# [DESCRIPTION OF THE TASK]
Where the lines below hold images, skip those and copy every word exactly.

[EXERCISE MATERIALS Boundary: Start]

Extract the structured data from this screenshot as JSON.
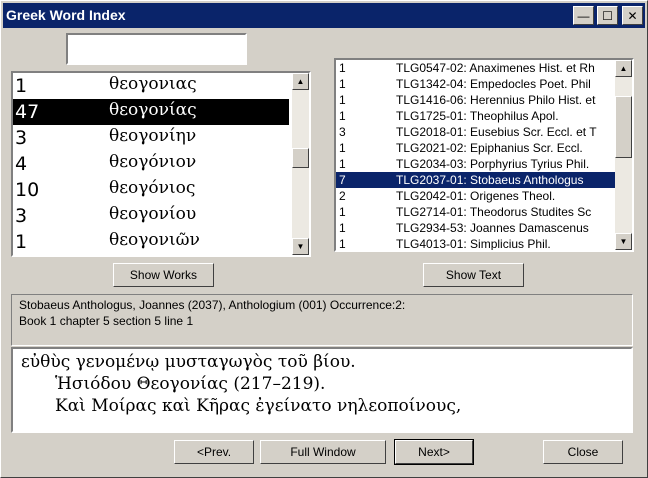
{
  "window": {
    "title": "Greek Word Index",
    "minimize_symbol": "—",
    "maximize_symbol": "☐",
    "close_symbol": "✕"
  },
  "search": {
    "value": ""
  },
  "word_list": [
    {
      "count": "1",
      "word": "θεογονιας",
      "selected": false
    },
    {
      "count": "47",
      "word": "θεογονίας",
      "selected": true
    },
    {
      "count": "3",
      "word": "θεογονίην",
      "selected": false
    },
    {
      "count": "4",
      "word": "θεογόνιον",
      "selected": false
    },
    {
      "count": "10",
      "word": "θεογόνιος",
      "selected": false
    },
    {
      "count": "3",
      "word": "θεογονίου",
      "selected": false
    },
    {
      "count": "1",
      "word": "θεογονιῶν",
      "selected": false
    }
  ],
  "word_scroll": {
    "position": 0.45
  },
  "works_list": [
    {
      "count": "1",
      "ref": "TLG0547-02: Anaximenes Hist. et Rh",
      "selected": false
    },
    {
      "count": "1",
      "ref": "TLG1342-04: Empedocles Poet. Phil",
      "selected": false
    },
    {
      "count": "1",
      "ref": "TLG1416-06: Herennius Philo Hist. et",
      "selected": false
    },
    {
      "count": "1",
      "ref": "TLG1725-01: Theophilus Apol.",
      "selected": false
    },
    {
      "count": "3",
      "ref": "TLG2018-01: Eusebius Scr. Eccl. et T",
      "selected": false
    },
    {
      "count": "1",
      "ref": "TLG2021-02: Epiphanius Scr. Eccl.",
      "selected": false
    },
    {
      "count": "1",
      "ref": "TLG2034-03: Porphyrius Tyrius Phil.",
      "selected": false
    },
    {
      "count": "7",
      "ref": "TLG2037-01: Stobaeus Anthologus",
      "selected": true
    },
    {
      "count": "2",
      "ref": "TLG2042-01: Origenes Theol.",
      "selected": false
    },
    {
      "count": "1",
      "ref": "TLG2714-01: Theodorus Studites Sc",
      "selected": false
    },
    {
      "count": "1",
      "ref": "TLG2934-53: Joannes Damascenus",
      "selected": false
    },
    {
      "count": "1",
      "ref": "TLG4013-01: Simplicius Phil.",
      "selected": false
    }
  ],
  "works_scroll": {
    "position": 0.2
  },
  "buttons": {
    "show_works": "Show Works",
    "show_text": "Show Text",
    "prev": "<Prev.",
    "full_window": "Full Window",
    "next": "Next>",
    "close": "Close"
  },
  "info": {
    "line1": "Stobaeus Anthologus, Joannes  (2037), Anthologium (001) Occurrence:2:",
    "line2": "Book 1 chapter 5 section 5 line 1"
  },
  "text": {
    "line1": "εὐθὺς γενομένῳ μυσταγωγὸς τοῦ βίου.",
    "line2": "Ἡσιόδου Θεογονίας (217–219).",
    "line3": "Καὶ Μοίρας καὶ Κῆρας ἐγείνατο νηλεοποίνους,"
  },
  "icons": [
    "minimize-icon",
    "maximize-icon",
    "close-icon",
    "scroll-up-icon",
    "scroll-down-icon"
  ]
}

[EXERCISE MATERIALS Boundary: End]

# [RESPONSE FOR THIS EXERCISE]
Extract the structured data from this screenshot as JSON.
{
  "window": {
    "title": "Greek Word Index",
    "minimize_symbol": "—",
    "maximize_symbol": "☐",
    "close_symbol": "✕"
  },
  "search": {
    "value": ""
  },
  "word_list": [
    {
      "count": "1",
      "word": "θεογονιας",
      "selected": false
    },
    {
      "count": "47",
      "word": "θεογονίας",
      "selected": true
    },
    {
      "count": "3",
      "word": "θεογονίην",
      "selected": false
    },
    {
      "count": "4",
      "word": "θεογόνιον",
      "selected": false
    },
    {
      "count": "10",
      "word": "θεογόνιος",
      "selected": false
    },
    {
      "count": "3",
      "word": "θεογονίου",
      "selected": false
    },
    {
      "count": "1",
      "word": "θεογονιῶν",
      "selected": false
    }
  ],
  "word_scroll": {
    "position": 0.45
  },
  "works_list": [
    {
      "count": "1",
      "ref": "TLG0547-02: Anaximenes Hist. et Rh",
      "selected": false
    },
    {
      "count": "1",
      "ref": "TLG1342-04: Empedocles Poet. Phil",
      "selected": false
    },
    {
      "count": "1",
      "ref": "TLG1416-06: Herennius Philo Hist. et",
      "selected": false
    },
    {
      "count": "1",
      "ref": "TLG1725-01: Theophilus Apol.",
      "selected": false
    },
    {
      "count": "3",
      "ref": "TLG2018-01: Eusebius Scr. Eccl. et T",
      "selected": false
    },
    {
      "count": "1",
      "ref": "TLG2021-02: Epiphanius Scr. Eccl.",
      "selected": false
    },
    {
      "count": "1",
      "ref": "TLG2034-03: Porphyrius Tyrius Phil.",
      "selected": false
    },
    {
      "count": "7",
      "ref": "TLG2037-01: Stobaeus Anthologus",
      "selected": true
    },
    {
      "count": "2",
      "ref": "TLG2042-01: Origenes Theol.",
      "selected": false
    },
    {
      "count": "1",
      "ref": "TLG2714-01: Theodorus Studites Sc",
      "selected": false
    },
    {
      "count": "1",
      "ref": "TLG2934-53: Joannes Damascenus",
      "selected": false
    },
    {
      "count": "1",
      "ref": "TLG4013-01: Simplicius Phil.",
      "selected": false
    }
  ],
  "works_scroll": {
    "position": 0.2
  },
  "buttons": {
    "show_works": "Show Works",
    "show_text": "Show Text",
    "prev": "<Prev.",
    "full_window": "Full Window",
    "next": "Next>",
    "close": "Close"
  },
  "info": {
    "line1": "Stobaeus Anthologus, Joannes  (2037), Anthologium (001) Occurrence:2:",
    "line2": "Book 1 chapter 5 section 5 line 1"
  },
  "text": {
    "line1": "εὐθὺς γενομένῳ μυσταγωγὸς τοῦ βίου.",
    "line2": "Ἡσιόδου Θεογονίας (217–219).",
    "line3": "Καὶ Μοίρας καὶ Κῆρας ἐγείνατο νηλεοποίνους,"
  },
  "icons": [
    "minimize-icon",
    "maximize-icon",
    "close-icon",
    "scroll-up-icon",
    "scroll-down-icon"
  ]
}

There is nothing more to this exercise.